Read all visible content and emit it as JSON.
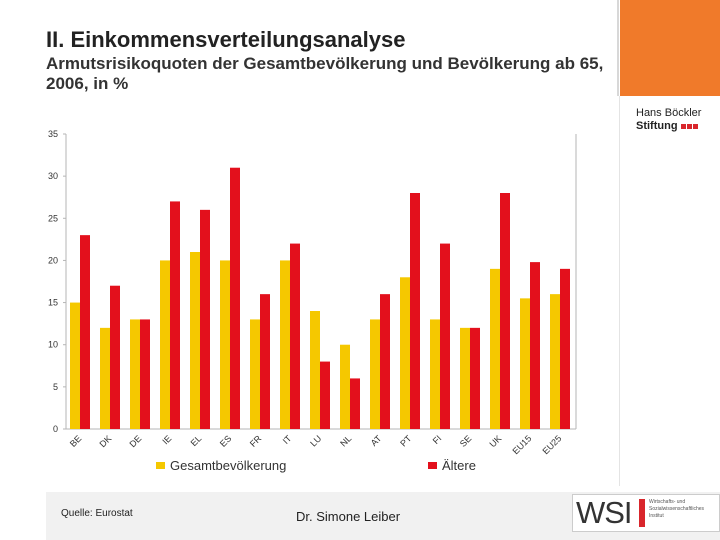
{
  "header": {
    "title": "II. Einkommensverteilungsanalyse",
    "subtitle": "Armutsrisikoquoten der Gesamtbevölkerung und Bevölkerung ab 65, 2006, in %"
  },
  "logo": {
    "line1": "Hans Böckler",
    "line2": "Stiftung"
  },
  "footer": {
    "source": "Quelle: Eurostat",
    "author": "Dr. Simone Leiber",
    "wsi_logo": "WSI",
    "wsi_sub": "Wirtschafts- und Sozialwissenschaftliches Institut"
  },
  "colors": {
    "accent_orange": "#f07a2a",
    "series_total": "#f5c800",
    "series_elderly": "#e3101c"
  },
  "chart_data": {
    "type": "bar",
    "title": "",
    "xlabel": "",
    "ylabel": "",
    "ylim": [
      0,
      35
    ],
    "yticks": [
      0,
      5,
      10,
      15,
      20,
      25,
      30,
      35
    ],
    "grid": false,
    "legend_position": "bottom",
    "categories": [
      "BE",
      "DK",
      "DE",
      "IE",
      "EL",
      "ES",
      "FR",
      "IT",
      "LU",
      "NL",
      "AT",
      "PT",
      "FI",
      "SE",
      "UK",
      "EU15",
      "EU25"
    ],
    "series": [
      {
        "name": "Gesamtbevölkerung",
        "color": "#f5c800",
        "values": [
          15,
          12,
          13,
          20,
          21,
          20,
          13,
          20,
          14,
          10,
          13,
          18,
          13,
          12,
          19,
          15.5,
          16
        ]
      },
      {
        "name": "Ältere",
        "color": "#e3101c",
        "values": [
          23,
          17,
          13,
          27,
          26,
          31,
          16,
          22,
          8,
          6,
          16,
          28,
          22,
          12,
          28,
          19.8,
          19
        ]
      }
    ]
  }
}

○ ○ ○ ○

## What is asked
Retype the whole listing, keeping every line identical and omitting all pictures.

## Expected output
Read all visible content and emit it as JSON.
{
  "header": {
    "title": "II. Einkommensverteilungsanalyse",
    "subtitle": "Armutsrisikoquoten der Gesamtbevölkerung und Bevölkerung ab 65, 2006, in %"
  },
  "logo": {
    "line1": "Hans Böckler",
    "line2": "Stiftung"
  },
  "footer": {
    "source": "Quelle: Eurostat",
    "author": "Dr. Simone Leiber",
    "wsi_logo": "WSI",
    "wsi_sub": "Wirtschafts- und Sozialwissenschaftliches Institut"
  },
  "colors": {
    "accent_orange": "#f07a2a",
    "series_total": "#f5c800",
    "series_elderly": "#e3101c"
  },
  "chart_data": {
    "type": "bar",
    "title": "",
    "xlabel": "",
    "ylabel": "",
    "ylim": [
      0,
      35
    ],
    "yticks": [
      0,
      5,
      10,
      15,
      20,
      25,
      30,
      35
    ],
    "grid": false,
    "legend_position": "bottom",
    "categories": [
      "BE",
      "DK",
      "DE",
      "IE",
      "EL",
      "ES",
      "FR",
      "IT",
      "LU",
      "NL",
      "AT",
      "PT",
      "FI",
      "SE",
      "UK",
      "EU15",
      "EU25"
    ],
    "series": [
      {
        "name": "Gesamtbevölkerung",
        "color": "#f5c800",
        "values": [
          15,
          12,
          13,
          20,
          21,
          20,
          13,
          20,
          14,
          10,
          13,
          18,
          13,
          12,
          19,
          15.5,
          16
        ]
      },
      {
        "name": "Ältere",
        "color": "#e3101c",
        "values": [
          23,
          17,
          13,
          27,
          26,
          31,
          16,
          22,
          8,
          6,
          16,
          28,
          22,
          12,
          28,
          19.8,
          19
        ]
      }
    ]
  }
}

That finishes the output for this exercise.